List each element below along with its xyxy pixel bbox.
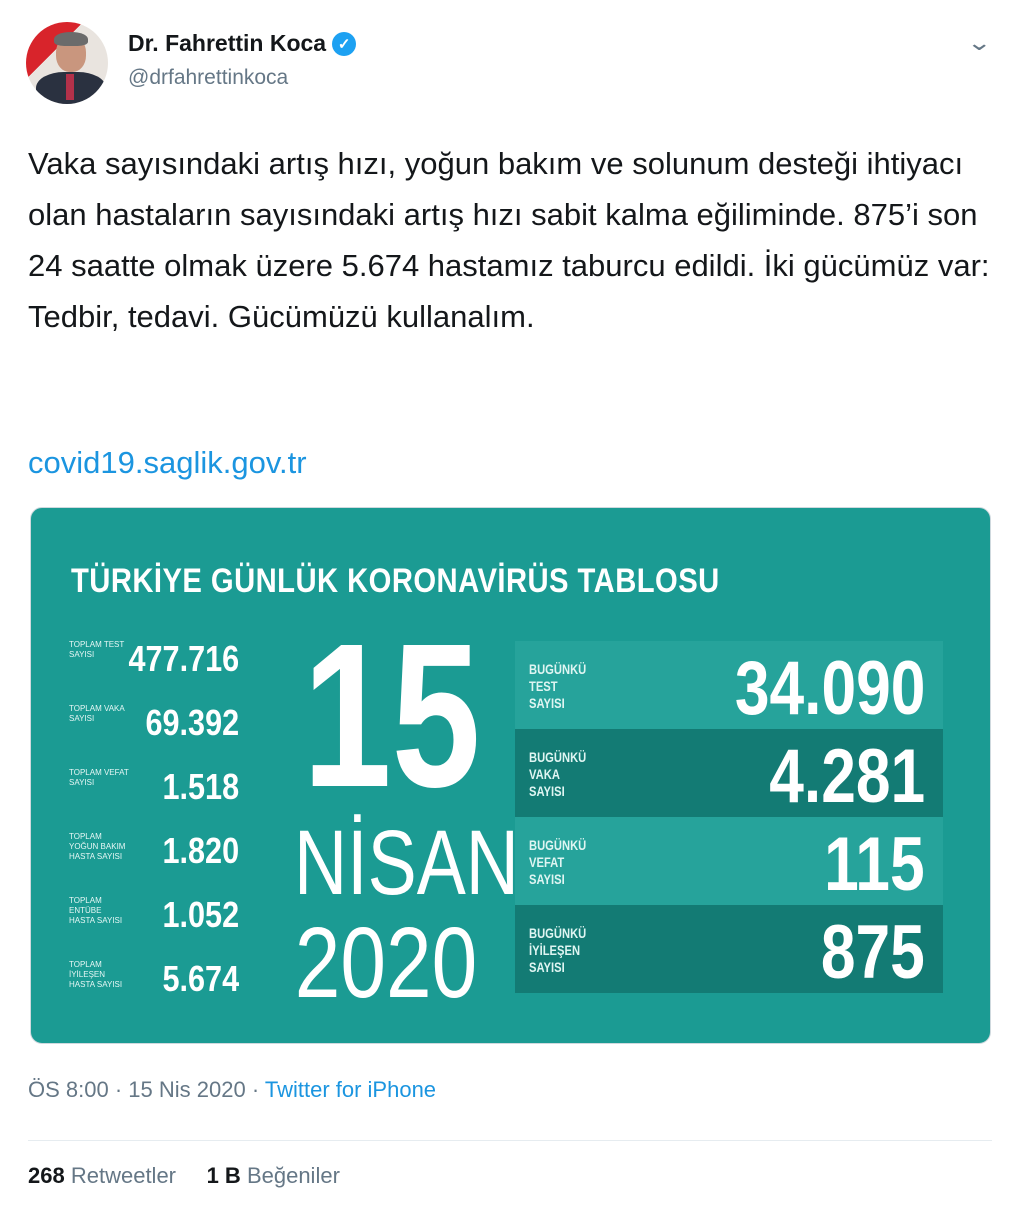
date-year: 2020 [294,907,478,1019]
avatar[interactable] [26,22,108,104]
total-value: 5.674 [162,958,239,999]
total-value: 477.716 [128,638,239,679]
total-label: TOPLAM VAKA SAYISI [69,704,125,723]
today-row: BUGÜNKÜ TEST SAYISI 34.090 [515,641,943,731]
today-label: BUGÜNKÜ VAKA SAYISI [529,749,587,799]
date-day: 15 [302,601,481,830]
today-label: BUGÜNKÜ İYİLEŞEN SAYISI [529,925,587,975]
author-name[interactable]: Dr. Fahrettin Koca ✓ [128,30,357,57]
today-row: BUGÜNKÜ VEFAT SAYISI 115 [515,817,943,907]
today-label: BUGÜNKÜ TEST SAYISI [529,661,587,711]
likes-stat[interactable]: 1 B Beğeniler [207,1163,340,1188]
tweet-meta: ÖS 8:00 · 15 Nis 2020 · Twitter for iPho… [28,1077,437,1102]
total-row: TOPLAM VEFAT SAYISI 1.518 [69,764,239,814]
author-name-text[interactable]: Dr. Fahrettin Koca [128,30,327,56]
chevron-down-icon[interactable]: ⌄ [966,30,993,55]
tweet-stats: 268 Retweetler 1 B Beğeniler [28,1163,340,1189]
infographic-image[interactable]: TÜRKİYE GÜNLÜK KORONAVİRÜS TABLOSU TOPLA… [30,507,991,1044]
tweet-link[interactable]: covid19.saglik.gov.tr [28,445,307,480]
today-value: 115 [824,822,925,907]
author-handle[interactable]: @drfahrettinkoca [128,66,289,89]
total-row: TOPLAM VAKA SAYISI 69.392 [69,700,239,750]
total-value: 1.052 [162,894,239,935]
today-value: 34.090 [734,646,925,731]
total-value: 1.820 [162,830,239,871]
today-value: 875 [821,910,925,995]
total-row: TOPLAM TEST SAYISI 477.716 [69,636,239,686]
total-label: TOPLAM İYİLEŞEN HASTA SAYISI [69,960,123,989]
total-row: TOPLAM YOĞUN BAKIM HASTA SAYISI 1.820 [69,828,239,878]
tweet-source-link[interactable]: Twitter for iPhone [264,1077,437,1102]
total-label: TOPLAM VEFAT SAYISI [69,768,129,787]
today-label: BUGÜNKÜ VEFAT SAYISI [529,837,587,887]
total-row: TOPLAM İYİLEŞEN HASTA SAYISI 5.674 [69,956,239,1006]
retweets-count: 268 [28,1163,65,1188]
total-label: TOPLAM YOĞUN BAKIM HASTA SAYISI [69,832,126,861]
retweets-stat[interactable]: 268 Retweetler [28,1163,176,1188]
tweet-time[interactable]: ÖS 8:00 [28,1077,109,1102]
total-label: TOPLAM ENTÜBE HASTA SAYISI [69,896,123,925]
tweet-date[interactable]: 15 Nis 2020 [128,1077,246,1102]
today-row: BUGÜNKÜ VAKA SAYISI 4.281 [515,729,943,819]
tweet-text: Vaka sayısındaki artış hızı, yoğun bakım… [28,146,990,334]
today-value: 4.281 [769,734,925,819]
infographic-title: TÜRKİYE GÜNLÜK KORONAVİRÜS TABLOSU [71,562,720,600]
today-row: BUGÜNKÜ İYİLEŞEN SAYISI 875 [515,905,943,995]
total-value: 69.392 [145,702,239,743]
verified-badge-icon: ✓ [332,31,357,56]
total-label: TOPLAM TEST SAYISI [69,640,125,659]
likes-label: Beğeniler [246,1163,340,1188]
total-value: 1.518 [162,766,239,807]
likes-count: 1 B [206,1163,241,1188]
retweets-label: Retweetler [70,1163,176,1188]
divider [28,1140,992,1141]
total-row: TOPLAM ENTÜBE HASTA SAYISI 1.052 [69,892,239,942]
date-month: NİSAN [294,812,519,914]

**Goal:** Reproduce the entries word for word, starting at the line that contains "date-year: 2020 [294,907,478,1019]" and stopping after the line that contains "tweet-source-link[interactable]: Twitter for".

**Finished task:**
date-year: 2020 [294,907,478,1019]
avatar[interactable] [26,22,108,104]
total-value: 5.674 [162,958,239,999]
total-value: 477.716 [128,638,239,679]
total-label: TOPLAM VAKA SAYISI [69,704,125,723]
today-row: BUGÜNKÜ TEST SAYISI 34.090 [515,641,943,731]
today-label: BUGÜNKÜ VAKA SAYISI [529,749,587,799]
date-day: 15 [302,601,481,830]
today-label: BUGÜNKÜ İYİLEŞEN SAYISI [529,925,587,975]
author-name[interactable]: Dr. Fahrettin Koca ✓ [128,30,357,57]
today-row: BUGÜNKÜ VEFAT SAYISI 115 [515,817,943,907]
today-label: BUGÜNKÜ TEST SAYISI [529,661,587,711]
likes-stat[interactable]: 1 B Beğeniler [207,1163,340,1188]
tweet-meta: ÖS 8:00 · 15 Nis 2020 · Twitter for iPho… [28,1077,437,1102]
total-row: TOPLAM VEFAT SAYISI 1.518 [69,764,239,814]
author-name-text[interactable]: Dr. Fahrettin Koca [128,30,327,56]
chevron-down-icon[interactable]: ⌄ [966,30,993,55]
tweet-stats: 268 Retweetler 1 B Beğeniler [28,1163,340,1189]
infographic-image[interactable]: TÜRKİYE GÜNLÜK KORONAVİRÜS TABLOSU TOPLA… [30,507,991,1044]
tweet-link[interactable]: covid19.saglik.gov.tr [28,445,307,480]
today-value: 115 [824,822,925,907]
author-handle[interactable]: @drfahrettinkoca [128,66,289,89]
total-row: TOPLAM VAKA SAYISI 69.392 [69,700,239,750]
total-value: 1.052 [162,894,239,935]
today-value: 34.090 [734,646,925,731]
total-value: 1.820 [162,830,239,871]
today-value: 875 [821,910,925,995]
total-row: TOPLAM TEST SAYISI 477.716 [69,636,239,686]
total-label: TOPLAM İYİLEŞEN HASTA SAYISI [69,960,123,989]
total-row: TOPLAM YOĞUN BAKIM HASTA SAYISI 1.820 [69,828,239,878]
tweet-source-link[interactable]: Twitter for iPhone [264,1077,437,1102]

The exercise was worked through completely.